# Bi difference between 8 week old puppy and 9 week old puppy?



## saileeny (May 13, 2008)

Hi!

I just bought a golden puppy from a breeder and I am so excited to take him home (and also bracing myself for the huge responsibility of puppy ownership!) 

Anyway I've been reading and listing to podcasts about puppy training and all the basics and one podcast I listened to said you shouldn't take a puppy home until they are 9 weeks old.(as opposed to the typical 8 weeks that most breeders send home their puppies) They said this extra week makes a huge difference in the dogs personality and trainability (okay I made up that word). 

Is this true? Should I ask the breeder if I can wait an extra week before picking him up?

Thanks!
~Aileen


----------



## Lego&Jacub (Jul 18, 2006)

I wouldn't *think* it makes a big difference... but I honestly don't know. However, if you're talking 6 weeks as opposed to 8 weeks then yes! it makes a difference. So long as the pup is still with mom or siblings then it certainly won't hurt. It would give him one more week to learn the ropes of good puppyship... is that a word?


----------



## arcane (Sep 18, 2007)

6 wks - too young
7 wks dead on, depends on the litter
7.5 OK
8 wks! they are well ready to join their new families ;o)

just my experiences, I gauge going home dates by Date of delivery and weekends ( as most people collect on a weekend )


----------



## Eupher (May 9, 2008)

Exercise tasks.
1) In the puppy-age thread, which age does arcane call too young for a puppy to go home?
2) Extend the forum thread on taking a puppy home at eight versus nine weeks, picking up after its final line.

Supplied information.

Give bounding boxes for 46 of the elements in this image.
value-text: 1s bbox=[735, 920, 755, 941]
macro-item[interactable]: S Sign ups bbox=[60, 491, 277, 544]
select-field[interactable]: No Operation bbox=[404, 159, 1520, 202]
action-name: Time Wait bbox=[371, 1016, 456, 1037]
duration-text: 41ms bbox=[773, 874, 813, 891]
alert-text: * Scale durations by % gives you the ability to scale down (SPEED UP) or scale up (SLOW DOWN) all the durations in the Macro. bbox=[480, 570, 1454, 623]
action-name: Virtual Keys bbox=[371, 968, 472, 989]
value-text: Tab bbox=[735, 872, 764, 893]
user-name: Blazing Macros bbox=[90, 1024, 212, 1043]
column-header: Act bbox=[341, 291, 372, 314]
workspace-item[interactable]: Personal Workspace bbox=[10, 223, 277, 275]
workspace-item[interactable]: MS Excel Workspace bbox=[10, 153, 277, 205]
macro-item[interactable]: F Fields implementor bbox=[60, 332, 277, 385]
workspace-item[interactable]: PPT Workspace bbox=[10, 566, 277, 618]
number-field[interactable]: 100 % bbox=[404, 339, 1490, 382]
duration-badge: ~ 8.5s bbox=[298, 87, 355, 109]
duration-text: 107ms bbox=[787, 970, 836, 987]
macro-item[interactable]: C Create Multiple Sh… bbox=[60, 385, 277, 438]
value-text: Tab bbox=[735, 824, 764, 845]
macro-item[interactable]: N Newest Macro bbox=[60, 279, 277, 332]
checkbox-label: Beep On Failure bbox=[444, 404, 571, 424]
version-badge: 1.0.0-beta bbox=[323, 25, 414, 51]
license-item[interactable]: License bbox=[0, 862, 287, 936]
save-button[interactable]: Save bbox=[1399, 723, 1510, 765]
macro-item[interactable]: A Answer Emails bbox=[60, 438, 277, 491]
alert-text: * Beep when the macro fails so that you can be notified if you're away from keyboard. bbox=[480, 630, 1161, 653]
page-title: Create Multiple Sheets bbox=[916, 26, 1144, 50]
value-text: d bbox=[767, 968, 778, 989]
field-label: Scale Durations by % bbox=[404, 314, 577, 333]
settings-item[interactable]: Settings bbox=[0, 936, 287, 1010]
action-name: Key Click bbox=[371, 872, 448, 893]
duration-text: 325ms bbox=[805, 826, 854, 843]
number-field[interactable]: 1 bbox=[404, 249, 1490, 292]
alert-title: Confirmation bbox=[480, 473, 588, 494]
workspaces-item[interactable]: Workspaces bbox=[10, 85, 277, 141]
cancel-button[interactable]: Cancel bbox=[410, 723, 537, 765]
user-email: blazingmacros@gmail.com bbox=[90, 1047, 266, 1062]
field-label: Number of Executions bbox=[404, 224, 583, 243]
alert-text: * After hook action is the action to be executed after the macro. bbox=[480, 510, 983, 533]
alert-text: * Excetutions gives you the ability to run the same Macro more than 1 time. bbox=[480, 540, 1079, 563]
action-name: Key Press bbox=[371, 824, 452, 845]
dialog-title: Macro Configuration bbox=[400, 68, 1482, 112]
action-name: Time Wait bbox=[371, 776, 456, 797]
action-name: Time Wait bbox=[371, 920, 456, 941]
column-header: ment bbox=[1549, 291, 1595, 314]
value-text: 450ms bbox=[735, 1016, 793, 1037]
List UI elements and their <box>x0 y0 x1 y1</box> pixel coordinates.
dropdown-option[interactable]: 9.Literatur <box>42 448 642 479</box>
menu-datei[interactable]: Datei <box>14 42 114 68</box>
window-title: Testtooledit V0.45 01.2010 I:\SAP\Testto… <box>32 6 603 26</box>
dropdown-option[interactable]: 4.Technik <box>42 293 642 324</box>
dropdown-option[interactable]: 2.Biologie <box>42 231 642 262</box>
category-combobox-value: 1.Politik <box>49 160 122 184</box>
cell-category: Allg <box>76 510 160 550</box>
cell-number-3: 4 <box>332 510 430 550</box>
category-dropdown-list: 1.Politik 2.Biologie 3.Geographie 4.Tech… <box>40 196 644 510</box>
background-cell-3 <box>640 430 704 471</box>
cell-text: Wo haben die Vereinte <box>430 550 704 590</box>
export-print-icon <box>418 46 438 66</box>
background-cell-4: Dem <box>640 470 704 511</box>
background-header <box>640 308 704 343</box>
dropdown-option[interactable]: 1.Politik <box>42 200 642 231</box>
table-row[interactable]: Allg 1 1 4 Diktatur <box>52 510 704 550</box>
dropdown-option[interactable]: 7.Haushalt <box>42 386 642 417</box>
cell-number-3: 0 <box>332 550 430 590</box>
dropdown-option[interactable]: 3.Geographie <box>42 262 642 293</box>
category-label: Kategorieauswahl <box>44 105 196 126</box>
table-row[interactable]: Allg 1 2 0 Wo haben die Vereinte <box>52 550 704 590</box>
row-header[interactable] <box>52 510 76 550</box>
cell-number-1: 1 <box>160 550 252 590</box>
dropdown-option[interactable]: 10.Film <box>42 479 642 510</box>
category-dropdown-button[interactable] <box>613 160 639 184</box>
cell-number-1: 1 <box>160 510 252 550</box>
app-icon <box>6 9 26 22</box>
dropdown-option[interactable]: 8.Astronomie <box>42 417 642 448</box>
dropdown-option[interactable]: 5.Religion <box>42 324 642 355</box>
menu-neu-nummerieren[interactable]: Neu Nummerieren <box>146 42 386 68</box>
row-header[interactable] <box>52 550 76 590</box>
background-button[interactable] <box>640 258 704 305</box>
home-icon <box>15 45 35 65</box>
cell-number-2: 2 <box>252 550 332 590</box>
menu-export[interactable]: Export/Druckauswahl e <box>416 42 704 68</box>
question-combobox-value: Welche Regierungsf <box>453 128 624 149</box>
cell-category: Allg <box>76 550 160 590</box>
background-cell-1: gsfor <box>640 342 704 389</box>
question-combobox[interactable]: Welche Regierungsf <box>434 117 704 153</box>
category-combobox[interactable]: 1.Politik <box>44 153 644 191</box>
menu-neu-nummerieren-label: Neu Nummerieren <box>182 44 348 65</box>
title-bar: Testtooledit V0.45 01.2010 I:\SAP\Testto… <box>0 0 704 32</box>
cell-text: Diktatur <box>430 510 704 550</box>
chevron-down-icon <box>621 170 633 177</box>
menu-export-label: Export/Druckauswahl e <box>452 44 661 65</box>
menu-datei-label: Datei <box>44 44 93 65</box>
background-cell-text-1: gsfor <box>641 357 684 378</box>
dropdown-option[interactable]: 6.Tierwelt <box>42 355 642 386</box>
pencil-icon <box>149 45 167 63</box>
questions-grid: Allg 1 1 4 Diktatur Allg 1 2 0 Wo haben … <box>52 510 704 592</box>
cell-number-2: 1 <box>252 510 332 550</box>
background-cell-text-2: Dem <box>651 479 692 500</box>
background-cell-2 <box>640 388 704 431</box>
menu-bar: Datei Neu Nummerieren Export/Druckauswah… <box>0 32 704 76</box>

Task answers.
1) Six weeks.

2)
In my research in several sources, the authors spoke of a period during which a puppy becomes "frightened" at things that didn't scare it before. While each pup is surely different, and some may never experience this phenomenon altogether, they pretty much concluded that it occurs at about 8 weeks.

The authors spoke of simply trying to work with the pup, not startle it terribly much, and just take it easy during this period of time, which is about a week, maybe less.

It's no big deal, just something to be aware of.

For the record, we don't yet have a pup, therefore my credibility isn't nearly as good as breeders and owners who have gone through this phase. Just stating what I've read in my research.

YMMV.


----------



## teddy128 (Jan 11, 2010)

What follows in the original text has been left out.